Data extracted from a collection
* * * * * * *
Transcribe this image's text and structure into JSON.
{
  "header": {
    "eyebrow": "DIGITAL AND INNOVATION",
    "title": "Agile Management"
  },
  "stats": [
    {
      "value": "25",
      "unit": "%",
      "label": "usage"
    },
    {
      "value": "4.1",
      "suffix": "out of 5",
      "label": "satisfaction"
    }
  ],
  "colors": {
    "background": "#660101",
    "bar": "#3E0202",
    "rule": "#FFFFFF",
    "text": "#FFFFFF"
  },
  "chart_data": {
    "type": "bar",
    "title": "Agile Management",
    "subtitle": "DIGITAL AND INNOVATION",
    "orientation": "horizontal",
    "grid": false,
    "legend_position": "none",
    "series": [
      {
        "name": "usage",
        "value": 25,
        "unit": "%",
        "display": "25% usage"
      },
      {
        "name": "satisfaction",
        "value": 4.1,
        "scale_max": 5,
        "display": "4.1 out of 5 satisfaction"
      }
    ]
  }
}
* * * * * * *
## Written task
Copy in full each line that holds the word "display".

## Task result
        "display": "25% usage"
        "display": "4.1 out of 5 satisfaction"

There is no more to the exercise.